• Page extract
------------------------------------------------------------------------
New generation, timeless tragedy

EgoPo Classic Theater presents John Guare's 'Lydie Breeze Part 3: Madaket Road'

In
3 minute read
Kylie Westerbeck's Young Lydie listens to Kristie Ecke's Gussie tell tales of power and intrigue. (Photo by Dave Sarrafian)
Kylie Westerbeck's Young Lydie listens to Kristie Ecke's Gussie tell tales of power and intrigue. (Photo by Dave Sarrafian)

John Guare’s groundbreaking Lydie Breeze trilogy concludes with the powerful Madaket Road (first announced as Home). EgoPo Classic Theatre’s huge project, which started with Cold Harbor and Aipotu, will crescendo with several marathon performances of the entire trilogy.

Separately, they’re fascinating plays about America during and after the Civil War. Together, they’re ambitious works — and moving triumphs for the celebrated playwright of The House of Blue Leaves and Six Degrees of Separation. They’re also successes for EgoPo, now finishing its 25th season (the past 14 in Philadelphia, after being stranded here by Hurricane Katrina).

Madaket Road picks up 20 years after Aipotu (Utopia spelled backward). That Nantucket commune, formed by Lydie Breeze (Melanie Julian) and her friends, has collapsed. Lydie appears primarily as a ghost; husband Joshua (Charlie DelMarcelle) hangs on, drinking away his remorse. Daughter Lydie (Kylie Westerbeck) and servant Beatty (Hannah Gold) imbue the mother’s suicide with supernatural powers.

Sinking sands

No one is on firm ground, as Markéta Fantová’s scenic design suggests. The stage, with audience on three sides, is all sand, though much action occurs indoors. Mike Inwood’s lighting skillfully suggests twilight and isolation.
------------------------------------------------------------------------
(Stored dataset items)
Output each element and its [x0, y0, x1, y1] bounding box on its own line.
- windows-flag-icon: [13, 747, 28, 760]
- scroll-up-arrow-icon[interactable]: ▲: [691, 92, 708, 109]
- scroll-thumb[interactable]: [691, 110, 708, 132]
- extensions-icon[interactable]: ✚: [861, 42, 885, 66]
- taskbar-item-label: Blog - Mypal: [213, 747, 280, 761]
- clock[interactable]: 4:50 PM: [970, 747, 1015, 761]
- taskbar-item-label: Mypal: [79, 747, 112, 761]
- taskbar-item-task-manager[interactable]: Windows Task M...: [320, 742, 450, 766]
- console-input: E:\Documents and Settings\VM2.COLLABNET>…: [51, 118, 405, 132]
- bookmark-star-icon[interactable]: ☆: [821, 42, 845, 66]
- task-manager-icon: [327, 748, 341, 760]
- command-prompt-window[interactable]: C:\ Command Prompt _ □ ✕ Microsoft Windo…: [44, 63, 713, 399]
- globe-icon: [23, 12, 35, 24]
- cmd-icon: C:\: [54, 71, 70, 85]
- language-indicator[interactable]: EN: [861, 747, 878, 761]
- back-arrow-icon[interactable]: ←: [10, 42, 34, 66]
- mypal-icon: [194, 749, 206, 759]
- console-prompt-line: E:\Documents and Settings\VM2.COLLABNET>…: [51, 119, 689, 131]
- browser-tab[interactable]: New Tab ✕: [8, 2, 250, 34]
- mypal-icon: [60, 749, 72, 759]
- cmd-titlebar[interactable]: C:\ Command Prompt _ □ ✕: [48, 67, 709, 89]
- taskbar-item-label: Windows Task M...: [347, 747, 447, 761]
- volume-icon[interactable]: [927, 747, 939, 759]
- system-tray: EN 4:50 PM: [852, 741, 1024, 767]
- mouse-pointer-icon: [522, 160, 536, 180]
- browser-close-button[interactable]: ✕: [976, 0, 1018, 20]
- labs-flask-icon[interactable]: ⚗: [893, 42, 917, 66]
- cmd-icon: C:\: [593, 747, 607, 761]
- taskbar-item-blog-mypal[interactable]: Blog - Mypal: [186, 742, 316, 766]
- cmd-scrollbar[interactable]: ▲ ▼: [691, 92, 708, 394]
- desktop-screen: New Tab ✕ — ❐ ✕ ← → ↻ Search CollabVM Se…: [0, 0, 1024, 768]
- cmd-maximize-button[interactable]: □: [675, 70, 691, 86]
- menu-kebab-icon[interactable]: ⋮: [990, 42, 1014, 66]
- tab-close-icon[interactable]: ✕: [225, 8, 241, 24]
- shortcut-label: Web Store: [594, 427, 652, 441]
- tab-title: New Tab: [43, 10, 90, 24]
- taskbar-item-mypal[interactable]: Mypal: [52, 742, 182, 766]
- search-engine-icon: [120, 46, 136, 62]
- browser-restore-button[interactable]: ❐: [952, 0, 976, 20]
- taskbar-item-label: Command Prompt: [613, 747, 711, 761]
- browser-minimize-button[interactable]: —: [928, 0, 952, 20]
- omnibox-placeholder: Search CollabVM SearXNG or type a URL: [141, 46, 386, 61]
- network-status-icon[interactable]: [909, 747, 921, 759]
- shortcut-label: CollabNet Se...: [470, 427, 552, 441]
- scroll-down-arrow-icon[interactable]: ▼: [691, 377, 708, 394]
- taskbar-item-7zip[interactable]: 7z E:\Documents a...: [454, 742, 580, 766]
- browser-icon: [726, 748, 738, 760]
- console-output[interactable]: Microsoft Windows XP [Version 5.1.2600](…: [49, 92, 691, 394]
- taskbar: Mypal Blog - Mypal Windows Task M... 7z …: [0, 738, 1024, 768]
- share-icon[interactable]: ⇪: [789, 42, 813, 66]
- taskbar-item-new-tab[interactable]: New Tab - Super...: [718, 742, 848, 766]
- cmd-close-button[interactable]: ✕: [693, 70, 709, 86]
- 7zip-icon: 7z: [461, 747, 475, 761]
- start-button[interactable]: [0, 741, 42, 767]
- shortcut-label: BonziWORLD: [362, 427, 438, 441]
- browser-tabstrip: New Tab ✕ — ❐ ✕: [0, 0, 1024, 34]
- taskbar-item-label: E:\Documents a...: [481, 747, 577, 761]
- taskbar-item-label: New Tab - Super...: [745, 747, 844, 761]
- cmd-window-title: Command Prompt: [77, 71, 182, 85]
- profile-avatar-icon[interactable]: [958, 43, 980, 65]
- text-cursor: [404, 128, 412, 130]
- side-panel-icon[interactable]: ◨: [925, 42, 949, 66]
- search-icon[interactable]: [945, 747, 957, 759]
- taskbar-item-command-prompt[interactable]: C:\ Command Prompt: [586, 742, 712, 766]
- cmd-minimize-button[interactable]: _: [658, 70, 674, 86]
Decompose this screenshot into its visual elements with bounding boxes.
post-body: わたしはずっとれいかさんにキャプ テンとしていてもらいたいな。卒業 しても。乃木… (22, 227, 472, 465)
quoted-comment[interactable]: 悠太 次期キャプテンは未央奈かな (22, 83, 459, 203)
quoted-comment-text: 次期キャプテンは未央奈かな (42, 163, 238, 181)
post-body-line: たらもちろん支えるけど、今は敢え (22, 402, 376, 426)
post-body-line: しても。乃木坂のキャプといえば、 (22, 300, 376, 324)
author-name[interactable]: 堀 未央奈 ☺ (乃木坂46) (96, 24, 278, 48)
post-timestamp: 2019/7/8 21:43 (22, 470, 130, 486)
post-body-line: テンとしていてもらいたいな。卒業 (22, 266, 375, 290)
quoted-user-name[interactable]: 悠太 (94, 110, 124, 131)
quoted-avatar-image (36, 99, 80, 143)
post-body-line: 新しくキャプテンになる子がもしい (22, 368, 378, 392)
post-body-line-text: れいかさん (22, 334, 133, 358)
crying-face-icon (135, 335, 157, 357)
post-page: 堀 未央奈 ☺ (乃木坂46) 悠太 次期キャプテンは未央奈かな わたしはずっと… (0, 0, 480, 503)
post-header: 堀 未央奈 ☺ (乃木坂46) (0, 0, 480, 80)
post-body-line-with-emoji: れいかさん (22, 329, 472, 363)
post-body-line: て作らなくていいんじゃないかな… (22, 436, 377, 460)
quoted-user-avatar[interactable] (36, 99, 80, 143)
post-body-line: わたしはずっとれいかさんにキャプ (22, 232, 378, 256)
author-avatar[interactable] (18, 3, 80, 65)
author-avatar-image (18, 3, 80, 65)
------------------------------------------------------------------------
• Task details
Reproduce the full review of EgoPo's Madaket Road above, word for word.

• Result of this exercise
New generation, timeless tragedy

EgoPo Classic Theater presents John Guare's 'Lydie Breeze Part 3: Madaket Road'

In
3 minute read
Kylie Westerbeck's Young Lydie listens to Kristie Ecke's Gussie tell tales of power and intrigue. (Photo by Dave Sarrafian)
Kylie Westerbeck's Young Lydie listens to Kristie Ecke's Gussie tell tales of power and intrigue. (Photo by Dave Sarrafian)

John Guare’s groundbreaking Lydie Breeze trilogy concludes with the powerful Madaket Road (first announced as Home). EgoPo Classic Theatre’s huge project, which started with Cold Harbor and Aipotu, will crescendo with several marathon performances of the entire trilogy.

Separately, they’re fascinating plays about America during and after the Civil War. Together, they’re ambitious works — and moving triumphs for the celebrated playwright of The House of Blue Leaves and Six Degrees of Separation. They’re also successes for EgoPo, now finishing its 25th season (the past 14 in Philadelphia, after being stranded here by Hurricane Katrina).

Madaket Road picks up 20 years after Aipotu (Utopia spelled backward). That Nantucket commune, formed by Lydie Breeze (Melanie Julian) and her friends, has collapsed. Lydie appears primarily as a ghost; husband Joshua (Charlie DelMarcelle) hangs on, drinking away his remorse. Daughter Lydie (Kylie Westerbeck) and servant Beatty (Hannah Gold) imbue the mother’s suicide with supernatural powers.

Sinking sands

No one is on firm ground, as Markéta Fantová’s scenic design suggests. The stage, with audience on three sides, is all sand, though much action occurs indoors. Mike Inwood’s lighting skillfully suggests twilight and isolation.